▶ PROBLEM DESCRIPTION: Your task is to quote the material that follows, in full and exactly.

▶ LISTED ENTRIES:
***
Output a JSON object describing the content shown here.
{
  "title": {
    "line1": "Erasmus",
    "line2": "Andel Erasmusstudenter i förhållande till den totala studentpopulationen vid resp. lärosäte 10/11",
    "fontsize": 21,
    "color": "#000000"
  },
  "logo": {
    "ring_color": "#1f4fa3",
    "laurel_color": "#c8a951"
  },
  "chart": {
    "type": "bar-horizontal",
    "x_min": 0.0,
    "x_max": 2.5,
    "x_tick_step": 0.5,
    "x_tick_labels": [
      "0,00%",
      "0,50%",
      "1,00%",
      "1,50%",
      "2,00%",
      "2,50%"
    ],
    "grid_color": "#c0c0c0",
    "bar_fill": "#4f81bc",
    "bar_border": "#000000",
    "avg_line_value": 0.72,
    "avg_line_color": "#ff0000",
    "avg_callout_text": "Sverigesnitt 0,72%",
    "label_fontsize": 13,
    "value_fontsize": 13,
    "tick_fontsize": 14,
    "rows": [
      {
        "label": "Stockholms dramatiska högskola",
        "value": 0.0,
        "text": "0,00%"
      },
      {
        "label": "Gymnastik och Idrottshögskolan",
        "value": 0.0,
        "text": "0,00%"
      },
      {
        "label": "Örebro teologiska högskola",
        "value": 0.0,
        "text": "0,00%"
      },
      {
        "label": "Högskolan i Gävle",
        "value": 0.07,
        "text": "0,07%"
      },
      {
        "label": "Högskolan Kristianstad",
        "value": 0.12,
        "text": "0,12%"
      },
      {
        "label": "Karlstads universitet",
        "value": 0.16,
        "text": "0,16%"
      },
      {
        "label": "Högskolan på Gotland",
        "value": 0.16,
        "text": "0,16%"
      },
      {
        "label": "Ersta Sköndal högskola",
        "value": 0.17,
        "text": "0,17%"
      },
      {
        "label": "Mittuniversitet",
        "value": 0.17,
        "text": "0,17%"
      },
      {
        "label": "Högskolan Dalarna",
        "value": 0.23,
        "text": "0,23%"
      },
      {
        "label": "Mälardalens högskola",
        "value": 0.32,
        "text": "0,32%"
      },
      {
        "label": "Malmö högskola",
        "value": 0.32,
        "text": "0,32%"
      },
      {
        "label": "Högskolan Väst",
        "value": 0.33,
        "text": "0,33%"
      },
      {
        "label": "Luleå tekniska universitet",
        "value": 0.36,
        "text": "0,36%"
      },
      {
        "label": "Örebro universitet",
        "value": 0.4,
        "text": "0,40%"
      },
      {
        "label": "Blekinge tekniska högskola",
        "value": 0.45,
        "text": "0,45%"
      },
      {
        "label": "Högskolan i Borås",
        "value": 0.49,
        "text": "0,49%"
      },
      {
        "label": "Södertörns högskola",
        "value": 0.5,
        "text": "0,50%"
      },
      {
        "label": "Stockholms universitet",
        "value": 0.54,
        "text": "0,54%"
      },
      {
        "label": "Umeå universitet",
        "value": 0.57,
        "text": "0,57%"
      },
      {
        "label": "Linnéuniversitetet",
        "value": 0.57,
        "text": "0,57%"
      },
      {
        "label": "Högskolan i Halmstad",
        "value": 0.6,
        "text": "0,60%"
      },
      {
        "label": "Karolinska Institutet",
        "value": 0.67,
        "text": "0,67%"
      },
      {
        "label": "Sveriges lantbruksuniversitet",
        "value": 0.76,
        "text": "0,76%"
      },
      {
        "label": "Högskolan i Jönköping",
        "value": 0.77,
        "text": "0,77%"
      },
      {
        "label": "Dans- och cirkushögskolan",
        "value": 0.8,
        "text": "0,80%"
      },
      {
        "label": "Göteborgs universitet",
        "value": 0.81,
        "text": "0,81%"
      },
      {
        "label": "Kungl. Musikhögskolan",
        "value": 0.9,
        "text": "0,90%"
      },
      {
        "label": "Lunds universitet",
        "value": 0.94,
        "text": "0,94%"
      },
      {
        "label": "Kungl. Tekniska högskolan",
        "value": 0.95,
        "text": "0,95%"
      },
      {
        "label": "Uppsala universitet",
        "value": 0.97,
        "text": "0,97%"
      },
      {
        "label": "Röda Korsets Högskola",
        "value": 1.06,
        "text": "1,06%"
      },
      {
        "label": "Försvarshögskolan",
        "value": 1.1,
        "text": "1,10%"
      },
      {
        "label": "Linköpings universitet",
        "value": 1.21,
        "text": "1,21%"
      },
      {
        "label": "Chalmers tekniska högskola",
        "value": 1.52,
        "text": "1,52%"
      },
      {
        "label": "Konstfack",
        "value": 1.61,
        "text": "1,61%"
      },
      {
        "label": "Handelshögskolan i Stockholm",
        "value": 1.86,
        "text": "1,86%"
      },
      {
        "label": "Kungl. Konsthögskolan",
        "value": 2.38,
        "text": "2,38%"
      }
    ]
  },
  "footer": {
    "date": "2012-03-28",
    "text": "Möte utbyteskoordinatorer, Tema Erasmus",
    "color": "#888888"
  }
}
***
▶ RESPONSE FOR THIS EXERCISE:
Output a JSON object describing the content shown here.
{
  "title": {
    "line1": "Erasmus",
    "line2": "Andel Erasmusstudenter i förhållande till den totala studentpopulationen vid resp. lärosäte 10/11",
    "fontsize": 21,
    "color": "#000000"
  },
  "logo": {
    "ring_color": "#1f4fa3",
    "laurel_color": "#c8a951"
  },
  "chart": {
    "type": "bar-horizontal",
    "x_min": 0.0,
    "x_max": 2.5,
    "x_tick_step": 0.5,
    "x_tick_labels": [
      "0,00%",
      "0,50%",
      "1,00%",
      "1,50%",
      "2,00%",
      "2,50%"
    ],
    "grid_color": "#c0c0c0",
    "bar_fill": "#4f81bc",
    "bar_border": "#000000",
    "avg_line_value": 0.72,
    "avg_line_color": "#ff0000",
    "avg_callout_text": "Sverigesnitt 0,72%",
    "label_fontsize": 13,
    "value_fontsize": 13,
    "tick_fontsize": 14,
    "rows": [
      {
        "label": "Stockholms dramatiska högskola",
        "value": 0.0,
        "text": "0,00%"
      },
      {
        "label": "Gymnastik och Idrottshögskolan",
        "value": 0.0,
        "text": "0,00%"
      },
      {
        "label": "Örebro teologiska högskola",
        "value": 0.0,
        "text": "0,00%"
      },
      {
        "label": "Högskolan i Gävle",
        "value": 0.07,
        "text": "0,07%"
      },
      {
        "label": "Högskolan Kristianstad",
        "value": 0.12,
        "text": "0,12%"
      },
      {
        "label": "Karlstads universitet",
        "value": 0.16,
        "text": "0,16%"
      },
      {
        "label": "Högskolan på Gotland",
        "value": 0.16,
        "text": "0,16%"
      },
      {
        "label": "Ersta Sköndal högskola",
        "value": 0.17,
        "text": "0,17%"
      },
      {
        "label": "Mittuniversitet",
        "value": 0.17,
        "text": "0,17%"
      },
      {
        "label": "Högskolan Dalarna",
        "value": 0.23,
        "text": "0,23%"
      },
      {
        "label": "Mälardalens högskola",
        "value": 0.32,
        "text": "0,32%"
      },
      {
        "label": "Malmö högskola",
        "value": 0.32,
        "text": "0,32%"
      },
      {
        "label": "Högskolan Väst",
        "value": 0.33,
        "text": "0,33%"
      },
      {
        "label": "Luleå tekniska universitet",
        "value": 0.36,
        "text": "0,36%"
      },
      {
        "label": "Örebro universitet",
        "value": 0.4,
        "text": "0,40%"
      },
      {
        "label": "Blekinge tekniska högskola",
        "value": 0.45,
        "text": "0,45%"
      },
      {
        "label": "Högskolan i Borås",
        "value": 0.49,
        "text": "0,49%"
      },
      {
        "label": "Södertörns högskola",
        "value": 0.5,
        "text": "0,50%"
      },
      {
        "label": "Stockholms universitet",
        "value": 0.54,
        "text": "0,54%"
      },
      {
        "label": "Umeå universitet",
        "value": 0.57,
        "text": "0,57%"
      },
      {
        "label": "Linnéuniversitetet",
        "value": 0.57,
        "text": "0,57%"
      },
      {
        "label": "Högskolan i Halmstad",
        "value": 0.6,
        "text": "0,60%"
      },
      {
        "label": "Karolinska Institutet",
        "value": 0.67,
        "text": "0,67%"
      },
      {
        "label": "Sveriges lantbruksuniversitet",
        "value": 0.76,
        "text": "0,76%"
      },
      {
        "label": "Högskolan i Jönköping",
        "value": 0.77,
        "text": "0,77%"
      },
      {
        "label": "Dans- och cirkushögskolan",
        "value": 0.8,
        "text": "0,80%"
      },
      {
        "label": "Göteborgs universitet",
        "value": 0.81,
        "text": "0,81%"
      },
      {
        "label": "Kungl. Musikhögskolan",
        "value": 0.9,
        "text": "0,90%"
      },
      {
        "label": "Lunds universitet",
        "value": 0.94,
        "text": "0,94%"
      },
      {
        "label": "Kungl. Tekniska högskolan",
        "value": 0.95,
        "text": "0,95%"
      },
      {
        "label": "Uppsala universitet",
        "value": 0.97,
        "text": "0,97%"
      },
      {
        "label": "Röda Korsets Högskola",
        "value": 1.06,
        "text": "1,06%"
      },
      {
        "label": "Försvarshögskolan",
        "value": 1.1,
        "text": "1,10%"
      },
      {
        "label": "Linköpings universitet",
        "value": 1.21,
        "text": "1,21%"
      },
      {
        "label": "Chalmers tekniska högskola",
        "value": 1.52,
        "text": "1,52%"
      },
      {
        "label": "Konstfack",
        "value": 1.61,
        "text": "1,61%"
      },
      {
        "label": "Handelshögskolan i Stockholm",
        "value": 1.86,
        "text": "1,86%"
      },
      {
        "label": "Kungl. Konsthögskolan",
        "value": 2.38,
        "text": "2,38%"
      }
    ]
  },
  "footer": {
    "date": "2012-03-28",
    "text": "Möte utbyteskoordinatorer, Tema Erasmus",
    "color": "#888888"
  }
}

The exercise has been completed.